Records
──────

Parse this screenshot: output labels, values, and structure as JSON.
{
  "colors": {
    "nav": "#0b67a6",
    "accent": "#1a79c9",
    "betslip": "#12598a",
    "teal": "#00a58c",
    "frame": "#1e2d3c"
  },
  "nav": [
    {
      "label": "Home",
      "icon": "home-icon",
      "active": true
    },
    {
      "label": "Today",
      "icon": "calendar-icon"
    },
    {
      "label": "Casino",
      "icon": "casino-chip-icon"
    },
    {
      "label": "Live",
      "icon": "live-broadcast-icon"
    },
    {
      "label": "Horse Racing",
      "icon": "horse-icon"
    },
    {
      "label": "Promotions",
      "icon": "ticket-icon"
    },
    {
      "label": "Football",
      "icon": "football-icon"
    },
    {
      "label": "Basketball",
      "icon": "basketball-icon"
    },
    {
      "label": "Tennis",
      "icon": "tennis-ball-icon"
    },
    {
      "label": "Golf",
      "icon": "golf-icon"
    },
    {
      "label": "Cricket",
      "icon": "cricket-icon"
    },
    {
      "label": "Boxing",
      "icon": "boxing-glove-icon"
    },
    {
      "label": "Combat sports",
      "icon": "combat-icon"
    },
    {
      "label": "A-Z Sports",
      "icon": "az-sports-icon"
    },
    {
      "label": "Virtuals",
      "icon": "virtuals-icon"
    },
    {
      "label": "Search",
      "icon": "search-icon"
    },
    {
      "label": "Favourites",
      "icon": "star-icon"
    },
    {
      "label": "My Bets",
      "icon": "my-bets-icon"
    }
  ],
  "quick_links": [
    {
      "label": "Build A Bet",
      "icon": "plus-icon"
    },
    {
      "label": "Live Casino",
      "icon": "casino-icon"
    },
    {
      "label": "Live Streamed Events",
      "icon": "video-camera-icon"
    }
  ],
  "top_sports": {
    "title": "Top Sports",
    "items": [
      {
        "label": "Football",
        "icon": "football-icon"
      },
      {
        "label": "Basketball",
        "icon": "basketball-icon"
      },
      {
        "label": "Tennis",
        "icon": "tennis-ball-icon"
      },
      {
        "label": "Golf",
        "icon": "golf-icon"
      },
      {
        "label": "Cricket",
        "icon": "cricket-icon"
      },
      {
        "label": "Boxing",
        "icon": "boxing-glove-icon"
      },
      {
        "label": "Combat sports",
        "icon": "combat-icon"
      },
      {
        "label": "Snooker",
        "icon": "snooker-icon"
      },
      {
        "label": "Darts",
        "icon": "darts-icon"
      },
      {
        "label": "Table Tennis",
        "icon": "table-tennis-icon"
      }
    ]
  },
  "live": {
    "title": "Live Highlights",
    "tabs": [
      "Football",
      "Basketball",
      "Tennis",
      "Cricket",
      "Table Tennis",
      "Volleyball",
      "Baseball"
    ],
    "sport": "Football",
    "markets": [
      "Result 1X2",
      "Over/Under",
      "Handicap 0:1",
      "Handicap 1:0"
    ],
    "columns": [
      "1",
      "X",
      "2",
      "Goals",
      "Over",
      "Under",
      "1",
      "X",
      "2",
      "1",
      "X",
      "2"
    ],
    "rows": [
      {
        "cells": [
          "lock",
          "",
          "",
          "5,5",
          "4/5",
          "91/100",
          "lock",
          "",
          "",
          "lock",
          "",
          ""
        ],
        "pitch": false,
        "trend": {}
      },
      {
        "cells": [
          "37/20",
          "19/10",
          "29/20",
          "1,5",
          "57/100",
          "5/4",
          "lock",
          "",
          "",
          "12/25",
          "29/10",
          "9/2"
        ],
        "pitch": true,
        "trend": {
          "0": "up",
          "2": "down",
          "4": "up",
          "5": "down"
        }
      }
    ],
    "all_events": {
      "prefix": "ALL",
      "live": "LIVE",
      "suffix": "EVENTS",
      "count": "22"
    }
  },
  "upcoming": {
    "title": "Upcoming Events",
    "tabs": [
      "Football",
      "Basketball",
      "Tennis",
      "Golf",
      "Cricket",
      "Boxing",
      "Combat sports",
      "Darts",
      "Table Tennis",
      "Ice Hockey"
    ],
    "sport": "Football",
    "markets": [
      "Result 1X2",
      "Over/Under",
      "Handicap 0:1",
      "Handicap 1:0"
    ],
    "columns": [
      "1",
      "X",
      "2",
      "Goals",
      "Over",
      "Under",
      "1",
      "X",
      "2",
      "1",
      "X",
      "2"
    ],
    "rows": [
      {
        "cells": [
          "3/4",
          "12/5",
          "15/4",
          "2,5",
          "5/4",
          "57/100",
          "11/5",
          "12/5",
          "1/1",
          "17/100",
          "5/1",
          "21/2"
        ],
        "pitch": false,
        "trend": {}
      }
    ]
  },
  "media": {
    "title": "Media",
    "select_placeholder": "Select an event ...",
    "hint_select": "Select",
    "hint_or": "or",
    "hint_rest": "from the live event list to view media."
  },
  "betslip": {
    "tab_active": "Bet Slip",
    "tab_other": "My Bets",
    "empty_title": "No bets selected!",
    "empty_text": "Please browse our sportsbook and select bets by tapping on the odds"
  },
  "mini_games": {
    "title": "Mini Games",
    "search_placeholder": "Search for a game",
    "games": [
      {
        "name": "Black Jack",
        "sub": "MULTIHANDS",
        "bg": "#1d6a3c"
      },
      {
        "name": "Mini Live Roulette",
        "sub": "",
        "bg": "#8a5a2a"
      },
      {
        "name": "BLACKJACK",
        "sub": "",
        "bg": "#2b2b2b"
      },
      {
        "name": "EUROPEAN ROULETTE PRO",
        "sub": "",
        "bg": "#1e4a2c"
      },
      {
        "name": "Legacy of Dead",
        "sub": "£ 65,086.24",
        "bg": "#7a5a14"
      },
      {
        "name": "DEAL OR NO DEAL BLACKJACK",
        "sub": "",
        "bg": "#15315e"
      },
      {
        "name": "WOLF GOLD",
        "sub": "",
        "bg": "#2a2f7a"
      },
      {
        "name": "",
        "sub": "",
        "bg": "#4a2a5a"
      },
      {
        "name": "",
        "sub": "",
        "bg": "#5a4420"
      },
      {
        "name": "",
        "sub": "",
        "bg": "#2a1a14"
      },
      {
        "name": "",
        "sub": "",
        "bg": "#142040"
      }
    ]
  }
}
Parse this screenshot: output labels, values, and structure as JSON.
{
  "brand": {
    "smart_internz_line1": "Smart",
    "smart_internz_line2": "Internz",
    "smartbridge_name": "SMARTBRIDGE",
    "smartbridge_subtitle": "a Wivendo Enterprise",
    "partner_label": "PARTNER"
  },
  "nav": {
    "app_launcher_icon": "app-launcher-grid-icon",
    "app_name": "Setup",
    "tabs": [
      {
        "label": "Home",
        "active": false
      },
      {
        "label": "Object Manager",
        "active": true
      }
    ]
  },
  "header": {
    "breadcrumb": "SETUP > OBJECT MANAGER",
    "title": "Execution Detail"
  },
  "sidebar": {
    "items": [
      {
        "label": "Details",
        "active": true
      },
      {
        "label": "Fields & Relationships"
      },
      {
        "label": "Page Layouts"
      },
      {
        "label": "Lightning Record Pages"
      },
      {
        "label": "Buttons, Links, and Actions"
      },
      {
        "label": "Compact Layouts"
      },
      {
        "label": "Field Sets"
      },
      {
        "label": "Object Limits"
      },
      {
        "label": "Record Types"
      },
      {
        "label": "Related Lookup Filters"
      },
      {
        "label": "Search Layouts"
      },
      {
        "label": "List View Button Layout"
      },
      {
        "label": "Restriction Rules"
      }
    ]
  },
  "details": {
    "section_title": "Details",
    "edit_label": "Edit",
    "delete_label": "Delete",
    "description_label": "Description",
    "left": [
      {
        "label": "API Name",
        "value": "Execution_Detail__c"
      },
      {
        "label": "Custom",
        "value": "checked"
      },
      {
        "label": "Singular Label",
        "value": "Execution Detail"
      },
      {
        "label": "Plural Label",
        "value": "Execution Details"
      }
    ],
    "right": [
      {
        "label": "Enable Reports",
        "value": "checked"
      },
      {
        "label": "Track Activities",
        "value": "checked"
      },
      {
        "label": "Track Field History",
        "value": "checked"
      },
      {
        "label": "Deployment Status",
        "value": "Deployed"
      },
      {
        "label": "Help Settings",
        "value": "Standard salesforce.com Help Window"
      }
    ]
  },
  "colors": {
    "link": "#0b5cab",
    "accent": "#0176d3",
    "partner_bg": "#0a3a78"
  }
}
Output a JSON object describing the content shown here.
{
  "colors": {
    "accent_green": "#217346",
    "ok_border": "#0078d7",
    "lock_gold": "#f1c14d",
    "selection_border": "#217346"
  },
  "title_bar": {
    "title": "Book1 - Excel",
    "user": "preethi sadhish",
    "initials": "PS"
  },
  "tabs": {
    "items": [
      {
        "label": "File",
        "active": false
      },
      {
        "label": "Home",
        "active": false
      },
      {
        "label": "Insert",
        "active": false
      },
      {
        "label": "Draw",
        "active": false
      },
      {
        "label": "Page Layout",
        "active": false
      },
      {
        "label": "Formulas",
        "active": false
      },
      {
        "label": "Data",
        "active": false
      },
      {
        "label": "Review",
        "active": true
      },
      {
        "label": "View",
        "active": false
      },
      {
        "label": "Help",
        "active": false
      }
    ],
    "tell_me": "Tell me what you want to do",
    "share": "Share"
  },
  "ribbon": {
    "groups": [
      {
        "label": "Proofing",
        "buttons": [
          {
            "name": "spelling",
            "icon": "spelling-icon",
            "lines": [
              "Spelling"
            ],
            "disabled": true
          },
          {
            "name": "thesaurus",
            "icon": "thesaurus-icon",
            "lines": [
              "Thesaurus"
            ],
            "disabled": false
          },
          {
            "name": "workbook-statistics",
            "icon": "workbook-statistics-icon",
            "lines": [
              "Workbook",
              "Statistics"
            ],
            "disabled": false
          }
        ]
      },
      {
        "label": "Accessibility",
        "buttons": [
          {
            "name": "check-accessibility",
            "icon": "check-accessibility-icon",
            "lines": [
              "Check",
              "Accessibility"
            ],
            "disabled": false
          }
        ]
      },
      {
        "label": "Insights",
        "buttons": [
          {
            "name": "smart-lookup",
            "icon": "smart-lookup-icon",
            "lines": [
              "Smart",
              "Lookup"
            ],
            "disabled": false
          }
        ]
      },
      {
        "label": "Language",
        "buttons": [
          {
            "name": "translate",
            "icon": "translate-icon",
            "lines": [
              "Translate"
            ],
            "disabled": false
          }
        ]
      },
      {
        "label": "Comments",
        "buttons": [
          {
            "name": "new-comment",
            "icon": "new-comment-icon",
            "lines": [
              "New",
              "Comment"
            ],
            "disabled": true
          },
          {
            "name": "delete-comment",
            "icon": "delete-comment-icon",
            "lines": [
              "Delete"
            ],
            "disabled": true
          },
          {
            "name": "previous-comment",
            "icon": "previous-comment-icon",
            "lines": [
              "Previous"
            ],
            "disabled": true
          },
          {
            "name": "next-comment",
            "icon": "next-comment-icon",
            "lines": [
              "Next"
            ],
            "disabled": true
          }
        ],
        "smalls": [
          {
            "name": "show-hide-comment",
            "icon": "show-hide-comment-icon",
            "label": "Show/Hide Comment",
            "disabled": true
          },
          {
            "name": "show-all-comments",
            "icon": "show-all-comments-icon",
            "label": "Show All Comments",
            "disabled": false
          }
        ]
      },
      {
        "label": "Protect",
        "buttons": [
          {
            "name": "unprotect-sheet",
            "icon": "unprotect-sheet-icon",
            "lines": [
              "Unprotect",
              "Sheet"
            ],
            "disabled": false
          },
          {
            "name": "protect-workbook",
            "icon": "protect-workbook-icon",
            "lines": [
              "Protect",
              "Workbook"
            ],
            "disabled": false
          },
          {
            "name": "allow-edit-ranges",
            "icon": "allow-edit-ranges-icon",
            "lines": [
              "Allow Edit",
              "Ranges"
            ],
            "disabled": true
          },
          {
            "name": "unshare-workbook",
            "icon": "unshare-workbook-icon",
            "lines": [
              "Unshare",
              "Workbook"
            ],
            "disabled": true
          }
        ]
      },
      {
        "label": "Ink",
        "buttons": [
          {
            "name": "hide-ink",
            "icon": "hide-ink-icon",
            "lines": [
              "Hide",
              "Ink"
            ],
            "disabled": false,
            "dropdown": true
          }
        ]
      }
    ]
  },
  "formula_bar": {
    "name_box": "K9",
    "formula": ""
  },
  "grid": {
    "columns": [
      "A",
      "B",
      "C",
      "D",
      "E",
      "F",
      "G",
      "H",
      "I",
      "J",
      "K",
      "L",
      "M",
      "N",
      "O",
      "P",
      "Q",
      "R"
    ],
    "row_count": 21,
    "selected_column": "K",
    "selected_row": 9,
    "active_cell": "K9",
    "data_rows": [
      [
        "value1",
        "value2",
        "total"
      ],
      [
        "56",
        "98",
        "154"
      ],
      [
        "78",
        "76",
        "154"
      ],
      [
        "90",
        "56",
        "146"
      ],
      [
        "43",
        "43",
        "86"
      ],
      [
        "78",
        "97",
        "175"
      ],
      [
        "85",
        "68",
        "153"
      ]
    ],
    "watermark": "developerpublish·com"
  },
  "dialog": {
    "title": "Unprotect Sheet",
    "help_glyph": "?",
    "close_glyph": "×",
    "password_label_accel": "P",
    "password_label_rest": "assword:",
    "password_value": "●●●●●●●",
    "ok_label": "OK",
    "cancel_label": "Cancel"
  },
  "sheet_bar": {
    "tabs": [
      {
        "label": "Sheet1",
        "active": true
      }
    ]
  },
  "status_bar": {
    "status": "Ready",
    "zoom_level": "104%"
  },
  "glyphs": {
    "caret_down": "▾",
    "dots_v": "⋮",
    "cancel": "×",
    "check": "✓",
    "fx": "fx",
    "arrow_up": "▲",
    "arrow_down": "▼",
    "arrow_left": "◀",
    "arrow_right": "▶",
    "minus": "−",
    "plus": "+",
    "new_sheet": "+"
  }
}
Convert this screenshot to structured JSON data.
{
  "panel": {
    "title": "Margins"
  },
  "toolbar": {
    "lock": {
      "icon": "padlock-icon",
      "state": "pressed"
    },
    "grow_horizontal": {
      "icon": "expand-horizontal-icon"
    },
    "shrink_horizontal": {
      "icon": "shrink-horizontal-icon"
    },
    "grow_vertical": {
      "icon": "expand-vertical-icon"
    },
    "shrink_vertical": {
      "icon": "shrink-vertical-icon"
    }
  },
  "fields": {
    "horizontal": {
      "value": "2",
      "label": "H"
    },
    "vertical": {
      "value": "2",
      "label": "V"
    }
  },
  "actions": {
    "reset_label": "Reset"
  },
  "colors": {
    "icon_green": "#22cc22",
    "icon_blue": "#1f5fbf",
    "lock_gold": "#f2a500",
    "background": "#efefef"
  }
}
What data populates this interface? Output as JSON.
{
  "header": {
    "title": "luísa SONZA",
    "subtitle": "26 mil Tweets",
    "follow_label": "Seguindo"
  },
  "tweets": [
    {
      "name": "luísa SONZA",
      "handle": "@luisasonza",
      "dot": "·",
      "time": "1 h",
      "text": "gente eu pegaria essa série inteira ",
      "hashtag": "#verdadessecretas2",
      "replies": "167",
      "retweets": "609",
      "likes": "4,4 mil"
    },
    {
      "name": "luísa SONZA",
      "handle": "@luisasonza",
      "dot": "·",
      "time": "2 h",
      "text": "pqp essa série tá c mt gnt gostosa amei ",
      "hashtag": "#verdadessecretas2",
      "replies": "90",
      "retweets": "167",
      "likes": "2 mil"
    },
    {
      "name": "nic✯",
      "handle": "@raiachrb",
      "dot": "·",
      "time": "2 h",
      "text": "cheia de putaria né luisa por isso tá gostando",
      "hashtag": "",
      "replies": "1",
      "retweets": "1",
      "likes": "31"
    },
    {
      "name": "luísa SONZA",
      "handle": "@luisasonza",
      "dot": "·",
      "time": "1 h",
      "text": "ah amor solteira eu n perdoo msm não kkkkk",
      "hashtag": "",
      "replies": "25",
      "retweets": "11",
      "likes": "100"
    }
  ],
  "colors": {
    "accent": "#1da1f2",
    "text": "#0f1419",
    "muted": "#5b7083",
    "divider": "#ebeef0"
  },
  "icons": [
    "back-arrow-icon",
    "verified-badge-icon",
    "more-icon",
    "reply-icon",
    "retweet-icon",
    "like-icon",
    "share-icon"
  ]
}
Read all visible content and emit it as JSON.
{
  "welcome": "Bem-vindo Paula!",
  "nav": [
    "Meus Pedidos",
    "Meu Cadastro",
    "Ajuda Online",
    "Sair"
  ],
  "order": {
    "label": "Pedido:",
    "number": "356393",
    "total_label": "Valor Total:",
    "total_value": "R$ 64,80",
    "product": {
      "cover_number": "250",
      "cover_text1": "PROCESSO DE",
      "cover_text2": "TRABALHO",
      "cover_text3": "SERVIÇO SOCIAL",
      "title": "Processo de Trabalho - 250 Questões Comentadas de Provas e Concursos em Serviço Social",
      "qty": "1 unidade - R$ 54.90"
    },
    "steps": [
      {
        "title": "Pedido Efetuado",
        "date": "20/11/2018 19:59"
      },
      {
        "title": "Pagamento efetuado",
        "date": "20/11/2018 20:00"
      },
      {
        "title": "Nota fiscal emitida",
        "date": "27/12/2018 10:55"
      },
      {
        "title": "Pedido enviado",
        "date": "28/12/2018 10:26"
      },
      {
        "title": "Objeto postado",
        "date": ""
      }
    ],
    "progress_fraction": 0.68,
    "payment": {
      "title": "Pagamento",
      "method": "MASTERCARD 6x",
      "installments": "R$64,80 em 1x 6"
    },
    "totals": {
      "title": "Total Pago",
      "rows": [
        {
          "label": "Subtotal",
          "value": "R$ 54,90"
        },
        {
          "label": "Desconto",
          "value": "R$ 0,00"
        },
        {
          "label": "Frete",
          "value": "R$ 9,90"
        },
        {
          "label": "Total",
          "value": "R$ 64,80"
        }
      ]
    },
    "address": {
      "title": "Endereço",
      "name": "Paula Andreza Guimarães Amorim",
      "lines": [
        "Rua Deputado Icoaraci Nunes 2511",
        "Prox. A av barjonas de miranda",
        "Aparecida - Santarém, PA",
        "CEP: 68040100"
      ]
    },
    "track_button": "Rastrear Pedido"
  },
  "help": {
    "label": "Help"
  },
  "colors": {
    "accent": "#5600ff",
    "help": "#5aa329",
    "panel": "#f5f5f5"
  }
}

──────

Reproduce exactly the lines from the one containing "Read all visible content and emit it as JSON." through the last line of the records above, including both, and nothing else.

Response to this exercise
Read all visible content and emit it as JSON.
{
  "welcome": "Bem-vindo Paula!",
  "nav": [
    "Meus Pedidos",
    "Meu Cadastro",
    "Ajuda Online",
    "Sair"
  ],
  "order": {
    "label": "Pedido:",
    "number": "356393",
    "total_label": "Valor Total:",
    "total_value": "R$ 64,80",
    "product": {
      "cover_number": "250",
      "cover_text1": "PROCESSO DE",
      "cover_text2": "TRABALHO",
      "cover_text3": "SERVIÇO SOCIAL",
      "title": "Processo de Trabalho - 250 Questões Comentadas de Provas e Concursos em Serviço Social",
      "qty": "1 unidade - R$ 54.90"
    },
    "steps": [
      {
        "title": "Pedido Efetuado",
        "date": "20/11/2018 19:59"
      },
      {
        "title": "Pagamento efetuado",
        "date": "20/11/2018 20:00"
      },
      {
        "title": "Nota fiscal emitida",
        "date": "27/12/2018 10:55"
      },
      {
        "title": "Pedido enviado",
        "date": "28/12/2018 10:26"
      },
      {
        "title": "Objeto postado",
        "date": ""
      }
    ],
    "progress_fraction": 0.68,
    "payment": {
      "title": "Pagamento",
      "method": "MASTERCARD 6x",
      "installments": "R$64,80 em 1x 6"
    },
    "totals": {
      "title": "Total Pago",
      "rows": [
        {
          "label": "Subtotal",
          "value": "R$ 54,90"
        },
        {
          "label": "Desconto",
          "value": "R$ 0,00"
        },
        {
          "label": "Frete",
          "value": "R$ 9,90"
        },
        {
          "label": "Total",
          "value": "R$ 64,80"
        }
      ]
    },
    "address": {
      "title": "Endereço",
      "name": "Paula Andreza Guimarães Amorim",
      "lines": [
        "Rua Deputado Icoaraci Nunes 2511",
        "Prox. A av barjonas de miranda",
        "Aparecida - Santarém, PA",
        "CEP: 68040100"
      ]
    },
    "track_button": "Rastrear Pedido"
  },
  "help": {
    "label": "Help"
  },
  "colors": {
    "accent": "#5600ff",
    "help": "#5aa329",
    "panel": "#f5f5f5"
  }
}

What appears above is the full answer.